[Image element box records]
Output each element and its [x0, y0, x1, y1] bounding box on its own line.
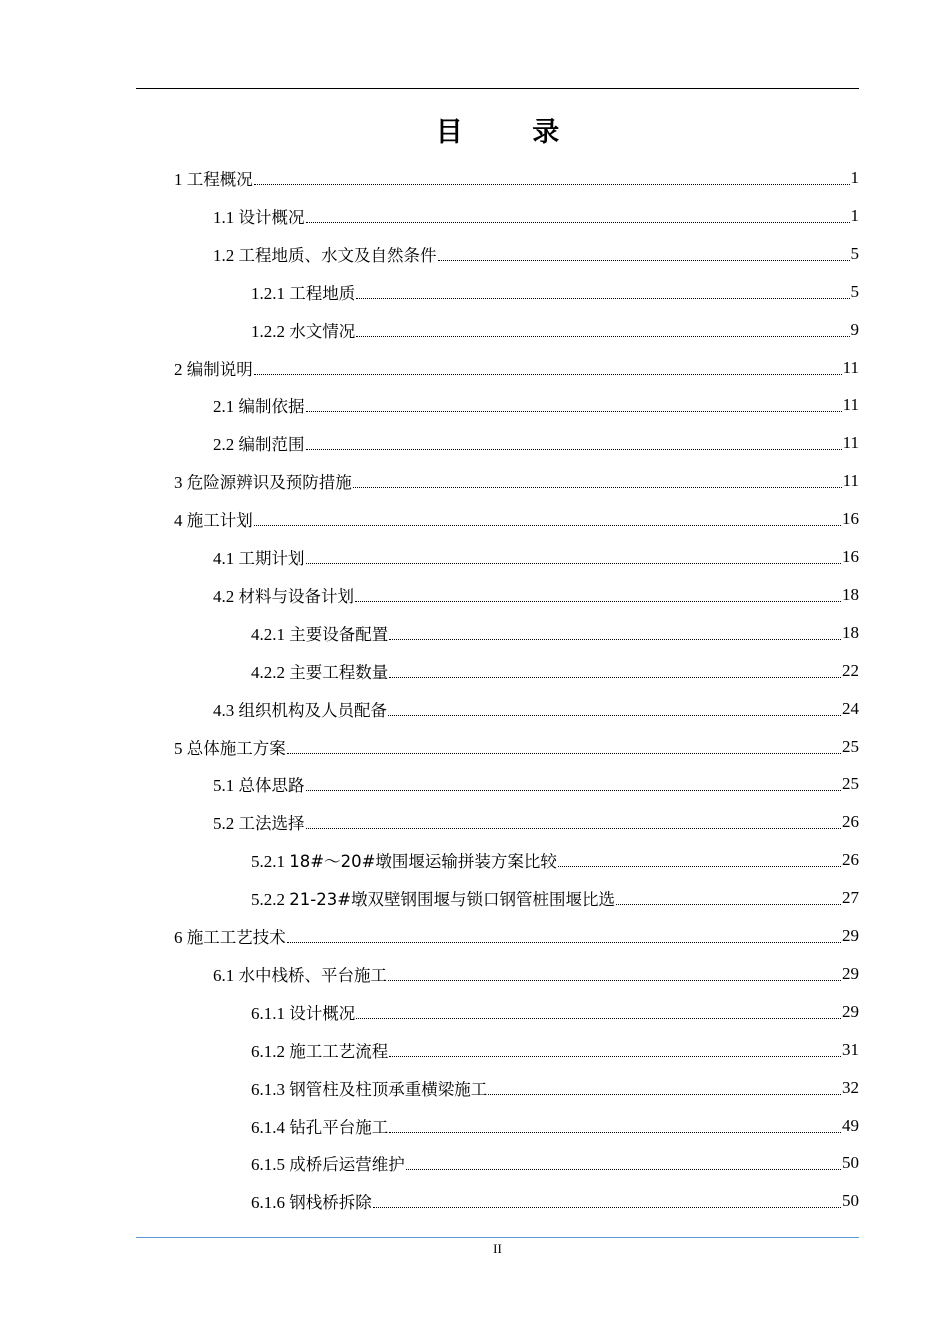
toc-entry[interactable] — [213, 690, 859, 728]
toc-dot-leader — [254, 509, 841, 529]
toc-entry-label — [213, 772, 305, 796]
toc-entry-number: 4.2 — [213, 586, 235, 606]
toc-entry-page: 26 — [842, 812, 859, 832]
toc-entry-label — [251, 659, 388, 683]
toc-entry-page: 16 — [842, 509, 859, 529]
toc-entry-page: 29 — [842, 1001, 859, 1021]
toc-entry-label — [213, 204, 305, 228]
toc-dot-leader — [353, 471, 842, 491]
toc-entry-text: 编制范围 — [238, 435, 305, 455]
toc-entry[interactable] — [251, 993, 859, 1031]
toc-entry[interactable] — [213, 765, 859, 803]
toc-dot-leader — [306, 433, 842, 453]
toc-entry-number: 1.2 — [213, 245, 235, 265]
toc-dot-leader — [306, 774, 842, 794]
toc-entry[interactable] — [174, 917, 859, 955]
toc-entry-number: 1.1 — [213, 207, 235, 227]
toc-entry[interactable] — [251, 1069, 859, 1107]
toc-entry-text: 工法选择 — [238, 814, 305, 834]
toc-entry-page: 49 — [842, 1115, 859, 1135]
toc-entry-text: 设计概况 — [289, 1003, 356, 1023]
toc-dot-leader — [406, 1153, 841, 1173]
toc-entry[interactable] — [174, 349, 859, 387]
toc-entry-text: 工程地质、水文及自然条件 — [238, 245, 437, 265]
toc-entry[interactable] — [213, 424, 859, 462]
toc-dot-leader — [488, 1078, 841, 1098]
toc-entry-page: 5 — [850, 281, 859, 301]
toc-entry[interactable] — [174, 500, 859, 538]
toc-entry-text: 编制说明 — [186, 359, 253, 379]
toc-entry-text: 施工计划 — [186, 511, 253, 531]
toc-entry[interactable] — [251, 879, 859, 917]
toc-entry-number: 5.2.1 — [251, 852, 285, 872]
toc-entry[interactable] — [174, 462, 859, 500]
toc-entry-page: 27 — [842, 888, 859, 908]
toc-dot-leader — [356, 1002, 841, 1022]
toc-entry-page: 50 — [842, 1191, 859, 1211]
toc-entry[interactable] — [251, 1107, 859, 1145]
toc-entry-text: 水文情况 — [289, 321, 356, 341]
toc-entry-text: 工期计划 — [238, 549, 305, 568]
toc-entry-label — [213, 810, 305, 834]
toc-entry[interactable] — [213, 576, 859, 614]
footer-page-number: II — [493, 1241, 502, 1256]
toc-dot-leader — [388, 964, 841, 984]
toc-entry-page: 29 — [842, 926, 859, 945]
toc-entry-label — [174, 924, 286, 948]
toc-entry[interactable] — [251, 614, 859, 652]
toc-entry-number: 2 — [174, 359, 183, 379]
toc-entry-label — [251, 1114, 388, 1138]
toc-entry[interactable] — [251, 652, 859, 690]
toc-entry-page: 11 — [842, 471, 859, 491]
toc-dot-leader — [616, 888, 841, 908]
toc-dot-leader — [306, 547, 842, 567]
toc-entry-label — [213, 697, 387, 721]
toc-dot-leader — [389, 661, 841, 681]
toc-entry-label — [251, 1000, 355, 1024]
toc-entry-page: 18 — [842, 584, 859, 604]
toc-dot-leader — [306, 812, 842, 832]
toc-entry-text: 主要工程数量 — [289, 662, 389, 682]
toc-entry-number: 2.2 — [213, 435, 235, 455]
toc-entry-number: 5.2.2 — [251, 890, 285, 910]
toc-dot-leader — [356, 320, 849, 340]
toc-entry-label — [251, 1151, 405, 1175]
toc-entry-text: 钻孔平台施工 — [289, 1117, 389, 1137]
header-rule — [136, 88, 859, 89]
toc-entry-number: 3 — [174, 473, 183, 493]
toc-entry-label — [213, 242, 437, 266]
toc-entry-number: 6.1.6 — [251, 1193, 285, 1213]
toc-entry-text: 水中栈桥、平台施工 — [238, 965, 387, 985]
toc-entry-label — [251, 1189, 372, 1213]
toc-entry-text: 材料与设备计划 — [238, 586, 354, 606]
toc-entry-number: 4.2.2 — [251, 662, 285, 682]
toc-entry-page: 32 — [842, 1077, 859, 1097]
toc-entry-page: 18 — [842, 622, 859, 642]
toc-entry-label — [213, 545, 305, 569]
toc-entry-number: 6.1.3 — [251, 1079, 285, 1099]
toc-entry-label — [213, 393, 305, 417]
toc-entry-page: 1 — [850, 205, 859, 225]
toc-entry-label — [213, 962, 387, 986]
toc-dot-leader — [306, 206, 850, 226]
toc-entry-page: 50 — [842, 1153, 859, 1173]
toc-entry-text: 钢管柱及柱顶承重横梁施工 — [289, 1079, 488, 1099]
toc-entry[interactable] — [251, 273, 859, 311]
toc-entry[interactable] — [251, 1031, 859, 1069]
toc-entry-number: 6.1 — [213, 965, 235, 985]
toc-entry-number: 2.1 — [213, 397, 235, 417]
toc-entry-text: 工程概况 — [186, 170, 253, 189]
toc-entry-text: 成桥后运营维护 — [289, 1155, 405, 1175]
toc-title: 目 录 — [435, 117, 590, 148]
toc-dot-leader — [287, 737, 841, 757]
toc-entry[interactable] — [213, 955, 859, 993]
toc-entry-number: 1 — [174, 170, 183, 189]
toc-dot-leader — [389, 623, 841, 643]
toc-entry[interactable] — [213, 235, 859, 273]
toc-entry-text: 总体施工方案 — [186, 738, 286, 758]
toc-dot-leader — [373, 1191, 841, 1211]
toc-entry-number: 4.3 — [213, 700, 235, 720]
toc-entry-text: 工程地质 — [289, 283, 356, 303]
toc-dot-leader — [438, 244, 850, 264]
toc-entry-page: 5 — [850, 243, 859, 263]
toc-entry[interactable] — [174, 159, 859, 197]
toc-entry-number: 4 — [174, 511, 183, 531]
toc-entry[interactable] — [251, 1182, 859, 1220]
toc-entry-label — [174, 356, 253, 380]
toc-entry[interactable] — [251, 841, 859, 879]
toc-dot-leader — [287, 926, 841, 946]
toc-entry-number: 6.1.2 — [251, 1041, 285, 1061]
toc-entry-label — [174, 166, 253, 190]
toc-entry-label — [213, 431, 305, 455]
toc-dot-leader — [355, 585, 841, 605]
toc-entry-page: 11 — [842, 433, 859, 453]
toc-entry-page: 16 — [842, 547, 859, 566]
toc-entry-text: 编制依据 — [238, 397, 305, 417]
toc-entry-number: 5 — [174, 738, 183, 758]
toc-entry[interactable] — [174, 728, 859, 766]
toc-dot-leader — [558, 850, 841, 870]
toc-dot-leader — [388, 699, 841, 719]
toc-entry-label — [213, 583, 354, 607]
toc-entry-text: 危险源辨识及预防措施 — [186, 473, 352, 493]
toc-dot-leader — [254, 168, 850, 188]
toc-entry-page: 31 — [842, 1039, 859, 1059]
toc-entry-number: 6 — [174, 928, 183, 947]
toc-entry-number: 6.1.5 — [251, 1155, 285, 1175]
toc-entry-page: 9 — [850, 319, 859, 339]
toc-dot-leader — [356, 282, 849, 302]
toc-entry-text: 21-23#墩双壁钢围堰与锁口钢管桩围堰比选 — [289, 890, 616, 910]
toc-entry-page: 29 — [842, 963, 859, 983]
toc-entry-number: 4.2.1 — [251, 624, 285, 644]
toc-entry-page: 26 — [842, 850, 859, 870]
toc-entry-number: 6.1.1 — [251, 1003, 285, 1023]
toc-entry-page: 11 — [842, 357, 859, 377]
toc-entry-number: 1.2.2 — [251, 321, 285, 341]
toc-entry-label — [251, 318, 355, 342]
toc-dot-leader — [306, 395, 842, 415]
toc-entry-number: 4.1 — [213, 549, 235, 568]
toc-entry-label — [251, 280, 355, 304]
toc-entry-page: 24 — [842, 698, 859, 718]
footer-rule — [136, 1237, 859, 1238]
toc-entry-label — [174, 507, 253, 531]
toc-entry-label — [251, 848, 557, 872]
toc-dot-leader — [254, 358, 842, 378]
toc-entry-page: 1 — [850, 168, 859, 187]
toc-entry-page: 25 — [842, 736, 859, 756]
toc-entry[interactable] — [251, 1144, 859, 1182]
toc-entry[interactable] — [213, 197, 859, 235]
toc-entry-label — [251, 621, 388, 645]
toc-entry[interactable] — [213, 386, 859, 424]
toc-entry-label — [251, 1038, 388, 1062]
toc-entry-number: 5.1 — [213, 776, 235, 796]
toc-entry-text: 设计概况 — [238, 207, 305, 227]
toc-entry-page: 25 — [842, 774, 859, 794]
toc-entry-text: 主要设备配置 — [289, 624, 389, 644]
toc-entry-page: 11 — [842, 395, 859, 415]
toc-entry[interactable] — [213, 538, 859, 576]
toc-entry-number: 1.2.1 — [251, 283, 285, 303]
toc-entry-text: 施工工艺流程 — [289, 1041, 389, 1061]
toc-entry-label — [174, 469, 352, 493]
toc-dot-leader — [389, 1116, 841, 1136]
toc-entry-text: 18#～20#墩围堰运输拼装方案比较 — [289, 852, 557, 872]
toc-entry-number: 5.2 — [213, 814, 235, 834]
toc-entry-label — [174, 735, 286, 759]
toc-entry-text: 钢栈桥拆除 — [289, 1193, 372, 1213]
toc-dot-leader — [389, 1040, 841, 1060]
toc-entry-number: 6.1.4 — [251, 1117, 285, 1137]
toc-entry-text: 组织机构及人员配备 — [238, 700, 387, 720]
toc-entry-label — [251, 886, 615, 910]
toc-entry-page: 22 — [842, 660, 859, 680]
toc-entry[interactable] — [213, 803, 859, 841]
toc-entry[interactable] — [251, 311, 859, 349]
toc-entry-text: 总体思路 — [238, 776, 305, 796]
toc-entry-text: 施工工艺技术 — [186, 928, 286, 947]
toc-entry-label — [251, 1076, 487, 1100]
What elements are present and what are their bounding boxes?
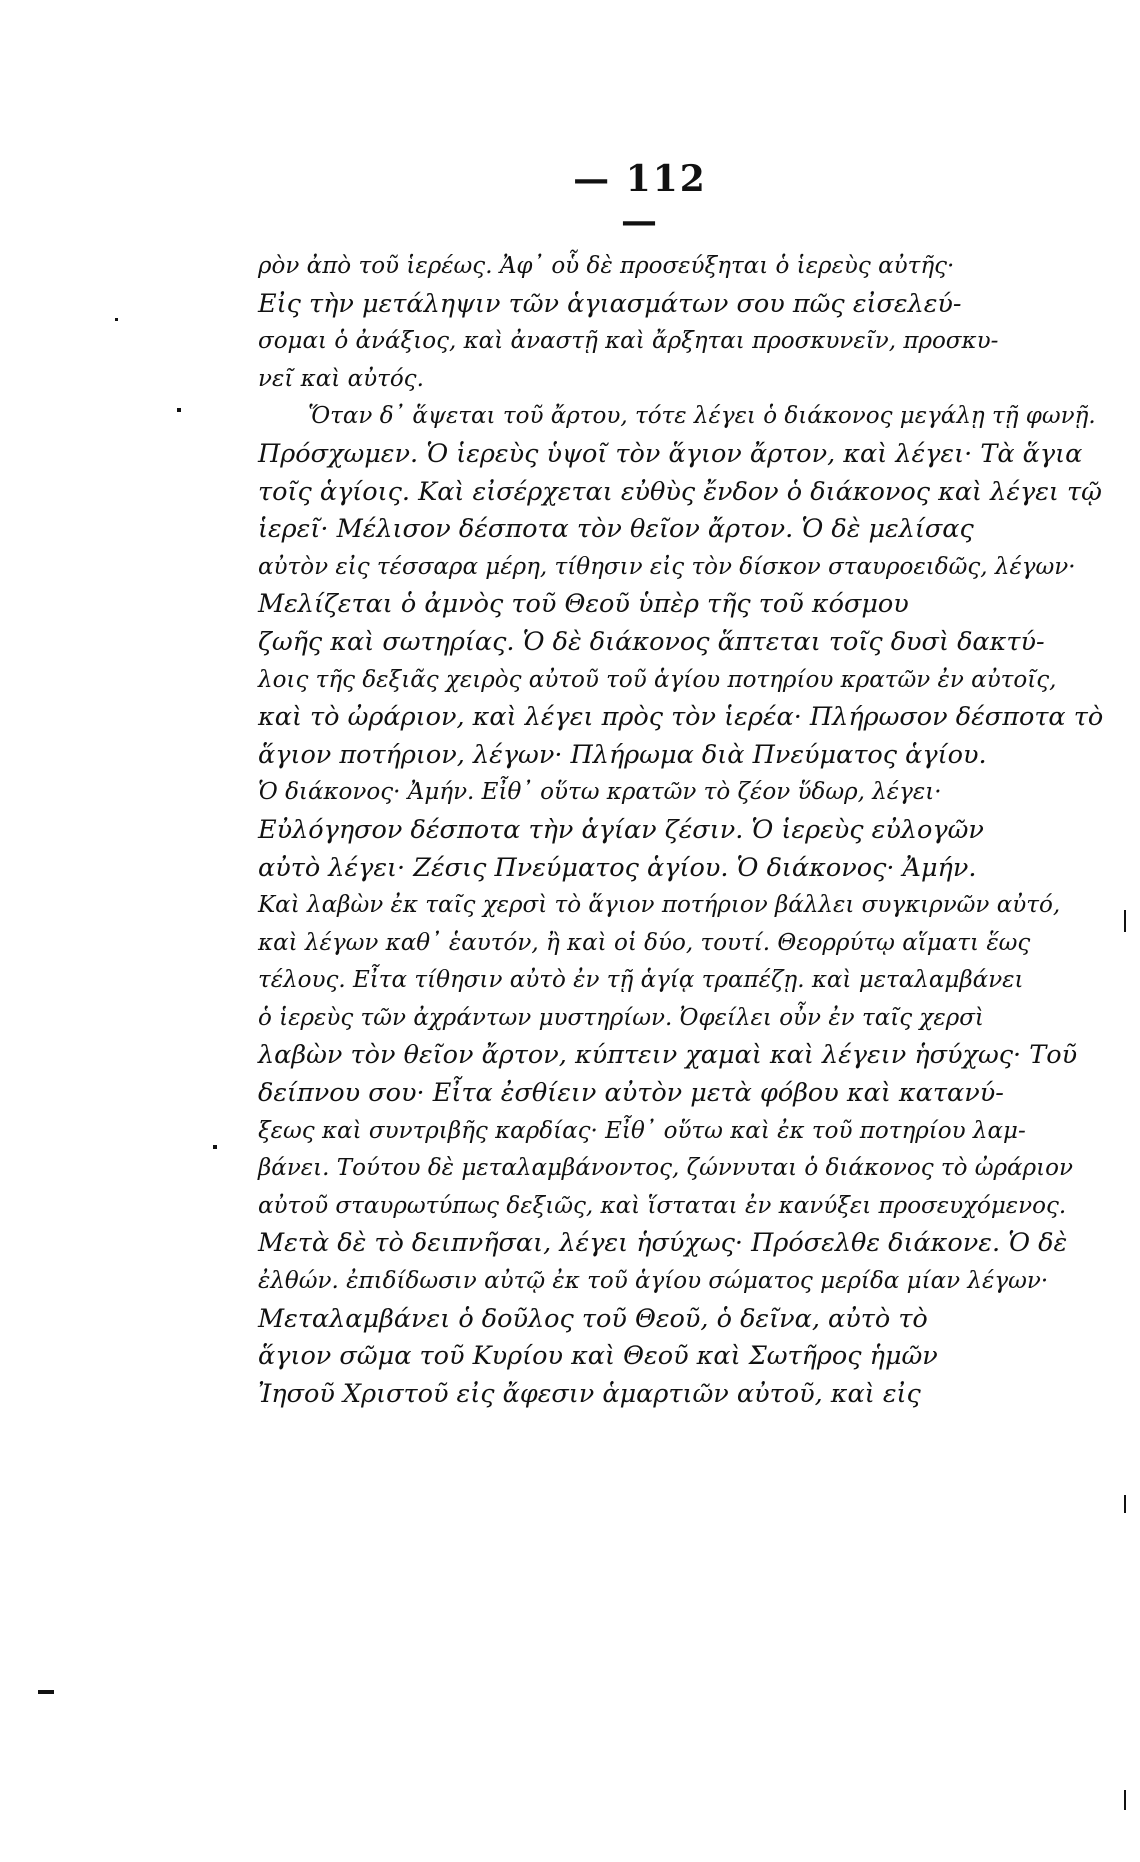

## [SHORT EXERCISE]
Copy every line from the one containing "toc-entry[interactable] — [213, 690, 859, 728]" down to the one containing "toc-entry-page: 29 — [842, 1001, 859, 1021]", both included, exactly as they appear.

## [EXERCISE RESULT]
toc-entry[interactable] — [213, 690, 859, 728]
toc-dot-leader — [254, 509, 841, 529]
toc-entry-label — [213, 772, 305, 796]
toc-entry-number: 4.2 — [213, 586, 235, 606]
toc-entry-page: 26 — [842, 812, 859, 832]
toc-entry-label — [251, 659, 388, 683]
toc-entry-page: 16 — [842, 509, 859, 529]
toc-entry-page: 29 — [842, 1001, 859, 1021]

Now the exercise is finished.